Data records:
-*-
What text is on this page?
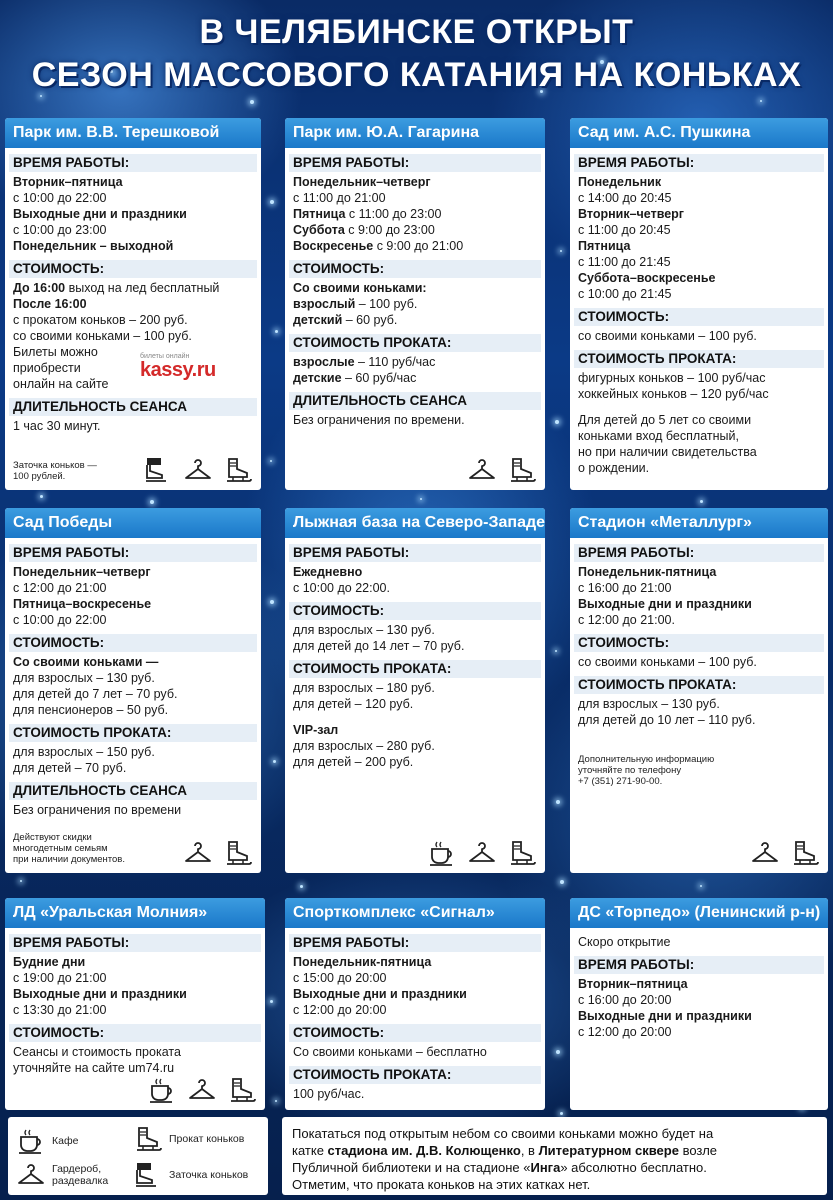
В ЧЕЛЯБИНСКЕ ОТКРЫТ
СЕЗОН МАССОВОГО КАТАНИЯ НА КОНЬКАХ
Парк им. В.В. Терешковой
ВРЕМЯ РАБОТЫ:
Вторник–пятница
с 10:00 до 22:00
Выходные дни и праздники
с 10:00 до 23:00
Понедельник – выходной
СТОИМОСТЬ:
До 16:00 выход на лед бесплатный
После 16:00
с прокатом коньков – 200 руб.
со своими коньками – 100 руб.
Билеты можно
приобрести
онлайн на сайте
ДЛИТЕЛЬНОСТЬ СЕАНСА
1 час 30 минут.
билеты онлайн
kassy.ru
Заточка коньков —
100 рублей.
Парк им. Ю.А. Гагарина
ВРЕМЯ РАБОТЫ:
Понедельник–четверг
с 11:00 до 21:00
Пятница с 11:00 до 23:00
Суббота с 9:00 до 23:00
Воскресенье с 9:00 до 21:00
СТОИМОСТЬ:
Со своими коньками:
взрослый – 100 руб.
детский – 60 руб.
СТОИМОСТЬ ПРОКАТА:
взрослые – 110 руб/час
детские – 60 руб/час
ДЛИТЕЛЬНОСТЬ СЕАНСА
Без ограничения по времени.
Сад им. А.С. Пушкина
ВРЕМЯ РАБОТЫ:
Понедельник
с 14:00 до 20:45
Вторник–четверг
с 11:00 до 20:45
Пятница
с 11:00 до 21:45
Суббота–воскресенье
с 10:00 до 21:45
СТОИМОСТЬ:
со своими коньками – 100 руб.
СТОИМОСТЬ ПРОКАТА:
фигурных коньков – 100 руб/час
хоккейных коньков – 120 руб/час
Для детей до 5 лет со своими
коньками вход бесплатный,
но при наличии свидетельства
о рождении.
Сад Победы
ВРЕМЯ РАБОТЫ:
Понедельник–четверг
с 12:00 до 21:00
Пятница–воскресенье
с 10:00 до 22:00
СТОИМОСТЬ:
Со своими коньками —
для взрослых – 130 руб.
для детей до 7 лет – 70 руб.
для пенсионеров – 50 руб.
СТОИМОСТЬ ПРОКАТА:
для взрослых – 150 руб.
для детей – 70 руб.
ДЛИТЕЛЬНОСТЬ СЕАНСА
Без ограничения по времени
Действуют скидки
многодетным семьям
при наличии документов.
Лыжная база на Северо-Западе
ВРЕМЯ РАБОТЫ:
Ежедневно
с 10:00 до 22:00.
СТОИМОСТЬ:
для взрослых – 130 руб.
для детей до 14 лет – 70 руб.
СТОИМОСТЬ ПРОКАТА:
для взрослых – 180 руб.
для детей – 120 руб.
VIP-зал
для взрослых – 280 руб.
для детей – 200 руб.
Стадион «Металлург»
ВРЕМЯ РАБОТЫ:
Понедельник-пятница
с 16:00 до 21:00
Выходные дни и праздники
с 12:00 до 21:00.
СТОИМОСТЬ:
со своими коньками – 100 руб.
СТОИМОСТЬ ПРОКАТА:
для взрослых – 130 руб.
для детей до 10 лет – 110 руб.
Дополнительную информацию
уточняйте по телефону
+7 (351) 271-90-00.
ЛД «Уральская Молния»
ВРЕМЯ РАБОТЫ:
Будние дни
с 19:00 до 21:00
Выходные дни и праздники
с 13:30 до 21:00
СТОИМОСТЬ:
Сеансы и стоимость проката
уточняйте на сайте um74.ru
Спорткомплекс «Сигнал»
ВРЕМЯ РАБОТЫ:
Понедельник-пятница
с 15:00 до 20:00
Выходные дни и праздники
с 12:00 до 20:00
СТОИМОСТЬ:
Со своими коньками – бесплатно
СТОИМОСТЬ ПРОКАТА:
100 руб/час.
ДС «Торпедо» (Ленинский р-н)
Скоро открытие
ВРЕМЯ РАБОТЫ:
Вторник–пятница
с 16:00 до 20:00
Выходные дни и праздники
с 12:00 до 20:00
Кафе	Прокат коньков
Гардероб,
раздевалка	Заточка коньков
Покататься под открытым небом со своими коньками можно будет на
катке стадиона им. Д.В. Колющенко, в Литературном сквере возле
Публичной библиотеки и на стадионе «Инга» абсолютно бесплатно.
Отметим, что проката коньков на этих катках нет.
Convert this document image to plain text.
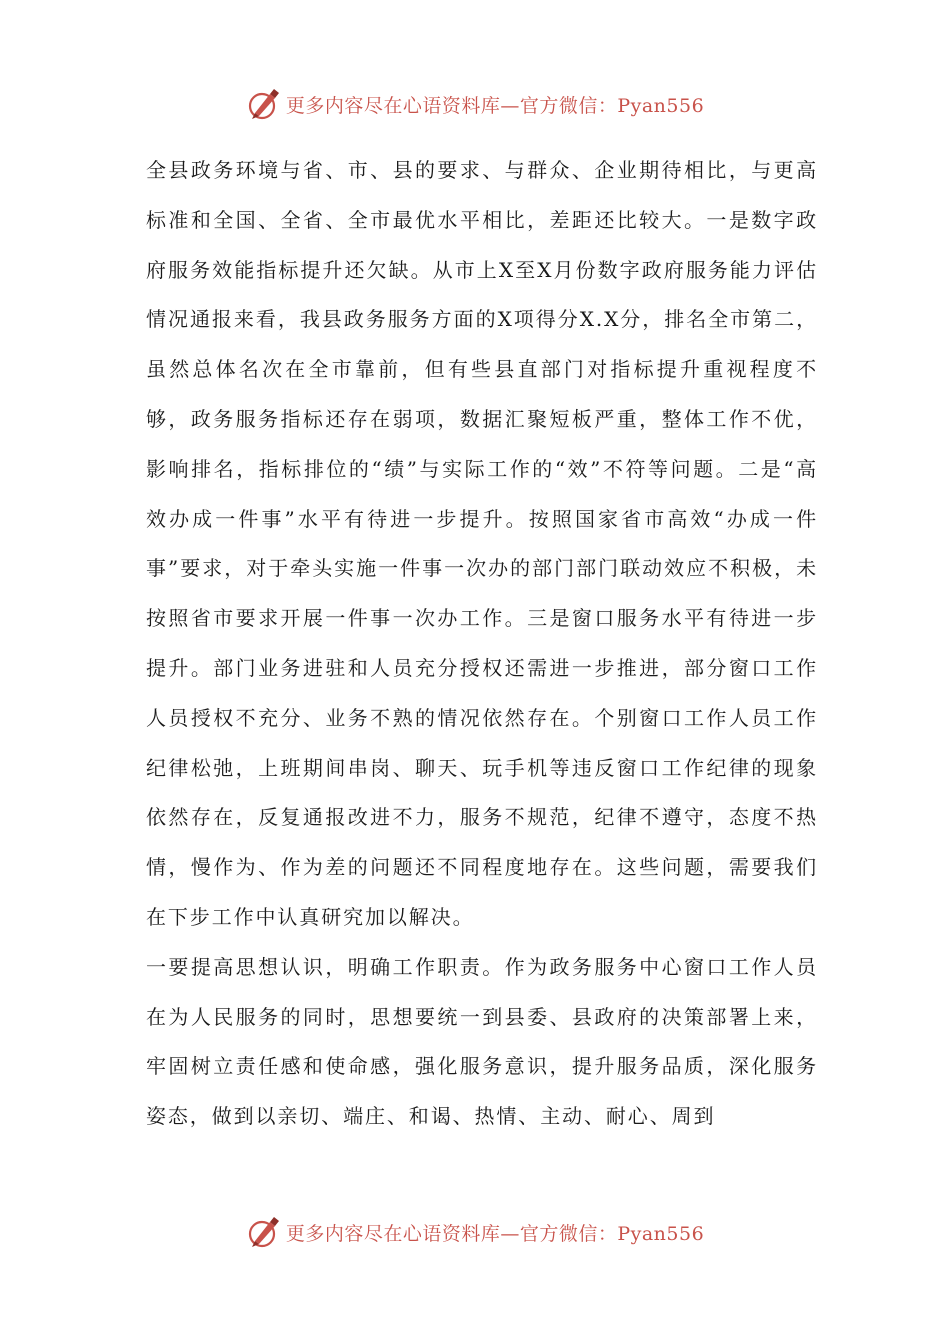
更多内容尽在心语资料库—官方微信：Pyan556

全县政务环境与省、市、县的要求、与群众、企业期待相比，与更高标准和全国、全省、全市最优水平相比，差距还比较大。一是数字政府服务效能指标提升还欠缺。从市上X至X月份数字政府服务能力评估情况通报来看，我县政务服务方面的X项得分X.X分，排名全市第二，虽然总体名次在全市靠前，但有些县直部门对指标提升重视程度不够，政务服务指标还存在弱项，数据汇聚短板严重，整体工作不优，影响排名，指标排位的“绩”与实际工作的“效”不符等问题。二是“高效办成一件事”水平有待进一步提升。按照国家省市高效“办成一件事”要求，对于牵头实施一件事一次办的部门部门联动效应不积极，未按照省市要求开展一件事一次办工作。三是窗口服务水平有待进一步提升。部门业务进驻和人员充分授权还需进一步推进，部分窗口工作人员授权不充分、业务不熟的情况依然存在。个别窗口工作人员工作纪律松弛，上班期间串岗、聊天、玩手机等违反窗口工作纪律的现象依然存在，反复通报改进不力，服务不规范，纪律不遵守，态度不热情，慢作为、作为差的问题还不同程度地存在。这些问题，需要我们在下步工作中认真研究加以解决。

一要提高思想认识，明确工作职责。作为政务服务中心窗口工作人员在为人民服务的同时，思想要统一到县委、县政府的决策部署上来，牢固树立责任感和使命感，强化服务意识，提升服务品质，深化服务姿态，做到以亲切、端庄、和谒、热情、主动、耐心、周到

更多内容尽在心语资料库—官方微信：Pyan556
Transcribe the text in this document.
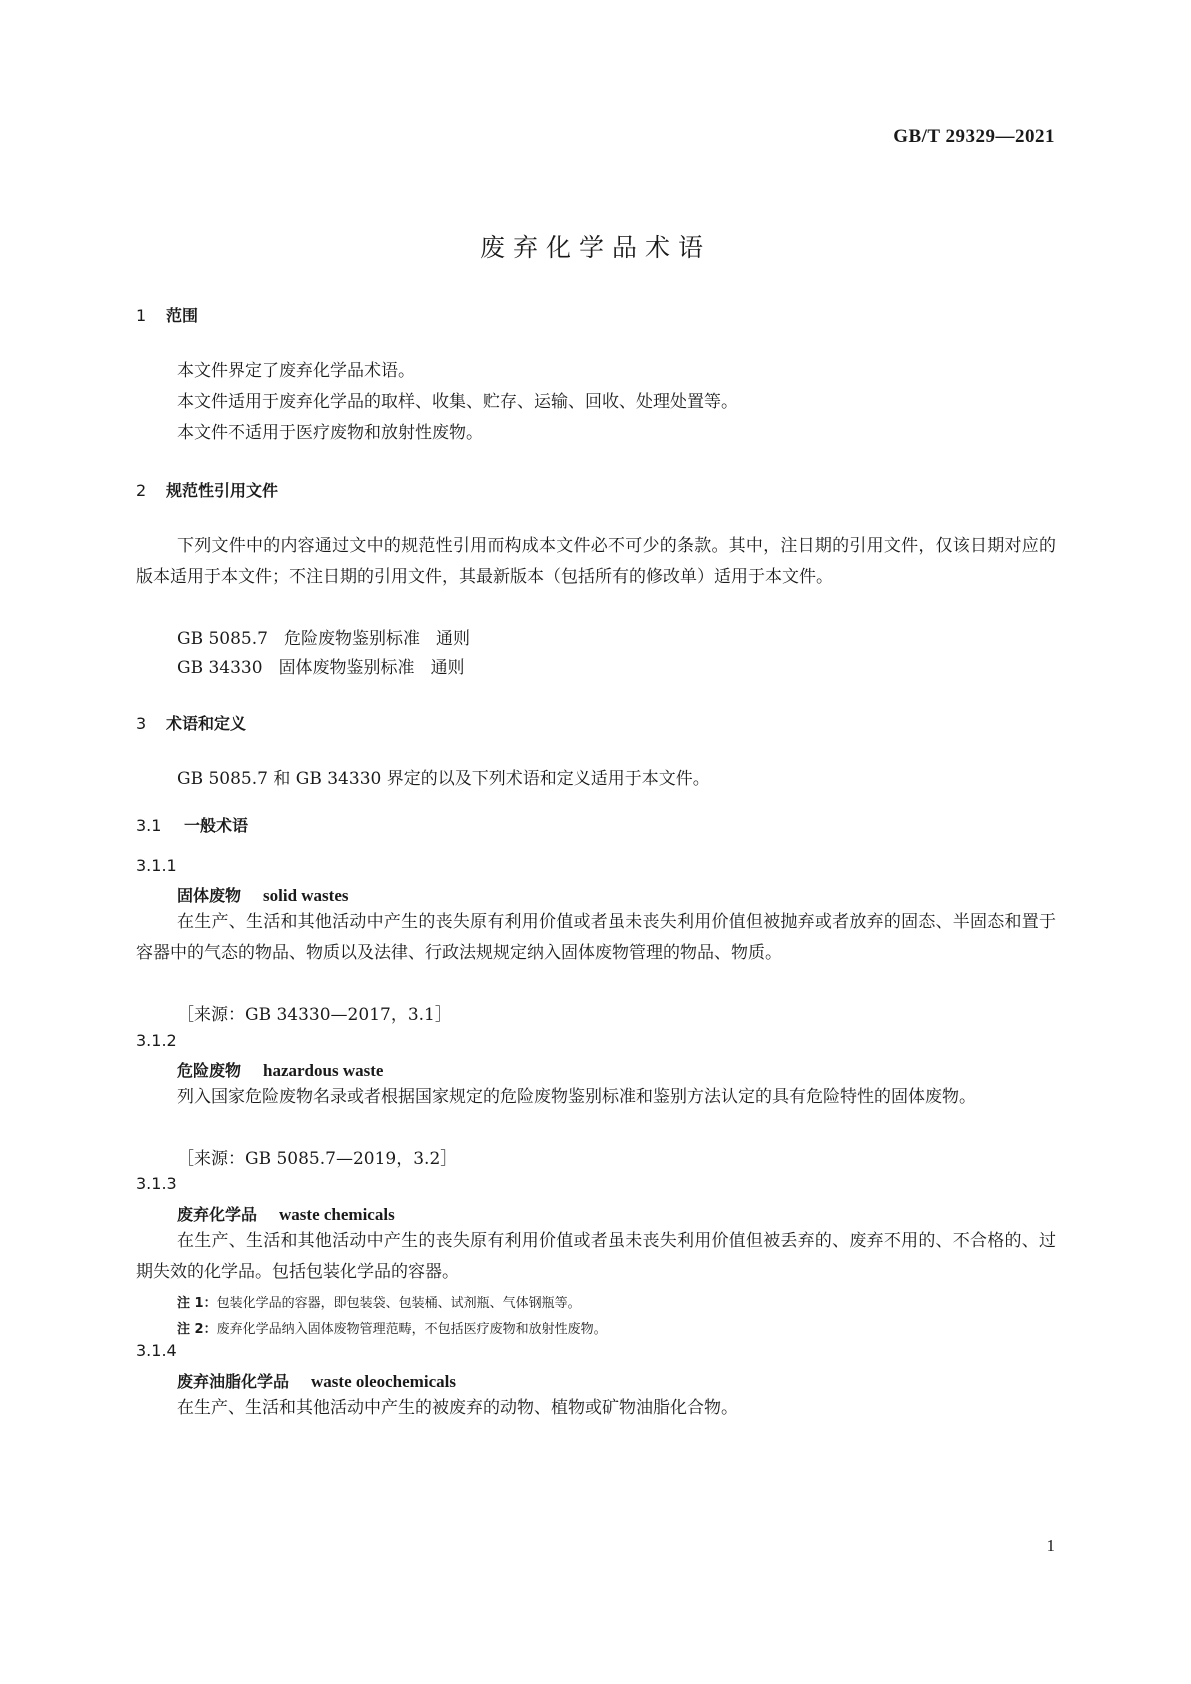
GB/T 29329—2021
废弃化学品术语
1 范围
本文件界定了废弃化学品术语。
本文件适用于废弃化学品的取样、收集、贮存、运输、回收、处理处置等。
本文件不适用于医疗废物和放射性废物。
2 规范性引用文件
下列文件中的内容通过文中的规范性引用而构成本文件必不可少的条款。其中，注日期的引用文件，仅该日期对应的版本适用于本文件；不注日期的引用文件，其最新版本（包括所有的修改单）适用于本文件。
GB 5085.7 危险废物鉴别标准 通则
GB 34330 固体废物鉴别标准 通则
3 术语和定义
GB 5085.7 和 GB 34330 界定的以及下列术语和定义适用于本文件。
3.1 一般术语
3.1.1
固体废物 solid wastes
在生产、生活和其他活动中产生的丧失原有利用价值或者虽未丧失利用价值但被抛弃或者放弃的固态、半固态和置于容器中的气态的物品、物质以及法律、行政法规规定纳入固体废物管理的物品、物质。
［来源：GB 34330—2017，3.1］
3.1.2
危险废物 hazardous waste
列入国家危险废物名录或者根据国家规定的危险废物鉴别标准和鉴别方法认定的具有危险特性的固体废物。
［来源：GB 5085.7—2019，3.2］
3.1.3
废弃化学品 waste chemicals
在生产、生活和其他活动中产生的丧失原有利用价值或者虽未丧失利用价值但被丢弃的、废弃不用的、不合格的、过期失效的化学品。包括包装化学品的容器。
注 1：包装化学品的容器，即包装袋、包装桶、试剂瓶、气体钢瓶等。
注 2：废弃化学品纳入固体废物管理范畴，不包括医疗废物和放射性废物。
3.1.4
废弃油脂化学品 waste oleochemicals
在生产、生活和其他活动中产生的被废弃的动物、植物或矿物油脂化合物。
1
-*-
AIM OF THE TASK: Give all the lines above again, character for character, without pictures.

SOLVED EXERCISE:
What text is on this page?
В ЧЕЛЯБИНСКЕ ОТКРЫТ
СЕЗОН МАССОВОГО КАТАНИЯ НА КОНЬКАХ
Парк им. В.В. Терешковой
ВРЕМЯ РАБОТЫ:
Вторник–пятница
с 10:00 до 22:00
Выходные дни и праздники
с 10:00 до 23:00
Понедельник – выходной
СТОИМОСТЬ:
До 16:00 выход на лед бесплатный
После 16:00
с прокатом коньков – 200 руб.
со своими коньками – 100 руб.
Билеты можно
приобрести
онлайн на сайте
ДЛИТЕЛЬНОСТЬ СЕАНСА
1 час 30 минут.
билеты онлайн
kassy.ru
Заточка коньков —
100 рублей.
Парк им. Ю.А. Гагарина
ВРЕМЯ РАБОТЫ:
Понедельник–четверг
с 11:00 до 21:00
Пятница с 11:00 до 23:00
Суббота с 9:00 до 23:00
Воскресенье с 9:00 до 21:00
СТОИМОСТЬ:
Со своими коньками:
взрослый – 100 руб.
детский – 60 руб.
СТОИМОСТЬ ПРОКАТА:
взрослые – 110 руб/час
детские – 60 руб/час
ДЛИТЕЛЬНОСТЬ СЕАНСА
Без ограничения по времени.
Сад им. А.С. Пушкина
ВРЕМЯ РАБОТЫ:
Понедельник
с 14:00 до 20:45
Вторник–четверг
с 11:00 до 20:45
Пятница
с 11:00 до 21:45
Суббота–воскресенье
с 10:00 до 21:45
СТОИМОСТЬ:
со своими коньками – 100 руб.
СТОИМОСТЬ ПРОКАТА:
фигурных коньков – 100 руб/час
хоккейных коньков – 120 руб/час
Для детей до 5 лет со своими
коньками вход бесплатный,
но при наличии свидетельства
о рождении.
Сад Победы
ВРЕМЯ РАБОТЫ:
Понедельник–четверг
с 12:00 до 21:00
Пятница–воскресенье
с 10:00 до 22:00
СТОИМОСТЬ:
Со своими коньками —
для взрослых – 130 руб.
для детей до 7 лет – 70 руб.
для пенсионеров – 50 руб.
СТОИМОСТЬ ПРОКАТА:
для взрослых – 150 руб.
для детей – 70 руб.
ДЛИТЕЛЬНОСТЬ СЕАНСА
Без ограничения по времени
Действуют скидки
многодетным семьям
при наличии документов.
Лыжная база на Северо-Западе
ВРЕМЯ РАБОТЫ:
Ежедневно
с 10:00 до 22:00.
СТОИМОСТЬ:
для взрослых – 130 руб.
для детей до 14 лет – 70 руб.
СТОИМОСТЬ ПРОКАТА:
для взрослых – 180 руб.
для детей – 120 руб.
VIP-зал
для взрослых – 280 руб.
для детей – 200 руб.
Стадион «Металлург»
ВРЕМЯ РАБОТЫ:
Понедельник-пятница
с 16:00 до 21:00
Выходные дни и праздники
с 12:00 до 21:00.
СТОИМОСТЬ:
со своими коньками – 100 руб.
СТОИМОСТЬ ПРОКАТА:
для взрослых – 130 руб.
для детей до 10 лет – 110 руб.
Дополнительную информацию
уточняйте по телефону
+7 (351) 271-90-00.
ЛД «Уральская Молния»
ВРЕМЯ РАБОТЫ:
Будние дни
с 19:00 до 21:00
Выходные дни и праздники
с 13:30 до 21:00
СТОИМОСТЬ:
Сеансы и стоимость проката
уточняйте на сайте um74.ru
Спорткомплекс «Сигнал»
ВРЕМЯ РАБОТЫ:
Понедельник-пятница
с 15:00 до 20:00
Выходные дни и праздники
с 12:00 до 20:00
СТОИМОСТЬ:
Со своими коньками – бесплатно
СТОИМОСТЬ ПРОКАТА:
100 руб/час.
ДС «Торпедо» (Ленинский р-н)
Скоро открытие
ВРЕМЯ РАБОТЫ:
Вторник–пятница
с 16:00 до 20:00
Выходные дни и праздники
с 12:00 до 20:00
Кафе	Прокат коньков
Гардероб,
раздевалка	Заточка коньков
Покататься под открытым небом со своими коньками можно будет на
катке стадиона им. Д.В. Колющенко, в Литературном сквере возле
Публичной библиотеки и на стадионе «Инга» абсолютно бесплатно.
Отметим, что проката коньков на этих катках нет.
Convert this document image to plain text.
更多内容尽在心语资料库—官方微信：Pyan556

全县政务环境与省、市、县的要求、与群众、企业期待相比，与更高标准和全国、全省、全市最优水平相比，差距还比较大。一是数字政府服务效能指标提升还欠缺。从市上X至X月份数字政府服务能力评估情况通报来看，我县政务服务方面的X项得分X.X分，排名全市第二，虽然总体名次在全市靠前，但有些县直部门对指标提升重视程度不够，政务服务指标还存在弱项，数据汇聚短板严重，整体工作不优，影响排名，指标排位的“绩”与实际工作的“效”不符等问题。二是“高效办成一件事”水平有待进一步提升。按照国家省市高效“办成一件事”要求，对于牵头实施一件事一次办的部门部门联动效应不积极，未按照省市要求开展一件事一次办工作。三是窗口服务水平有待进一步提升。部门业务进驻和人员充分授权还需进一步推进，部分窗口工作人员授权不充分、业务不熟的情况依然存在。个别窗口工作人员工作纪律松弛，上班期间串岗、聊天、玩手机等违反窗口工作纪律的现象依然存在，反复通报改进不力，服务不规范，纪律不遵守，态度不热情，慢作为、作为差的问题还不同程度地存在。这些问题，需要我们在下步工作中认真研究加以解决。

一要提高思想认识，明确工作职责。作为政务服务中心窗口工作人员在为人民服务的同时，思想要统一到县委、县政府的决策部署上来，牢固树立责任感和使命感，强化服务意识，提升服务品质，深化服务姿态，做到以亲切、端庄、和谒、热情、主动、耐心、周到

更多内容尽在心语资料库—官方微信：Pyan556
Transcribe the text in this document.
GB/T 29329—2021
废弃化学品术语
1 范围
本文件界定了废弃化学品术语。
本文件适用于废弃化学品的取样、收集、贮存、运输、回收、处理处置等。
本文件不适用于医疗废物和放射性废物。
2 规范性引用文件
下列文件中的内容通过文中的规范性引用而构成本文件必不可少的条款。其中，注日期的引用文件，仅该日期对应的版本适用于本文件；不注日期的引用文件，其最新版本（包括所有的修改单）适用于本文件。
GB 5085.7 危险废物鉴别标准 通则
GB 34330 固体废物鉴别标准 通则
3 术语和定义
GB 5085.7 和 GB 34330 界定的以及下列术语和定义适用于本文件。
3.1 一般术语
3.1.1
固体废物 solid wastes
在生产、生活和其他活动中产生的丧失原有利用价值或者虽未丧失利用价值但被抛弃或者放弃的固态、半固态和置于容器中的气态的物品、物质以及法律、行政法规规定纳入固体废物管理的物品、物质。
［来源：GB 34330—2017，3.1］
3.1.2
危险废物 hazardous waste
列入国家危险废物名录或者根据国家规定的危险废物鉴别标准和鉴别方法认定的具有危险特性的固体废物。
［来源：GB 5085.7—2019，3.2］
3.1.3
废弃化学品 waste chemicals
在生产、生活和其他活动中产生的丧失原有利用价值或者虽未丧失利用价值但被丢弃的、废弃不用的、不合格的、过期失效的化学品。包括包装化学品的容器。
注 1：包装化学品的容器，即包装袋、包装桶、试剂瓶、气体钢瓶等。
注 2：废弃化学品纳入固体废物管理范畴，不包括医疗废物和放射性废物。
3.1.4
废弃油脂化学品 waste oleochemicals
在生产、生活和其他活动中产生的被废弃的动物、植物或矿物油脂化合物。
1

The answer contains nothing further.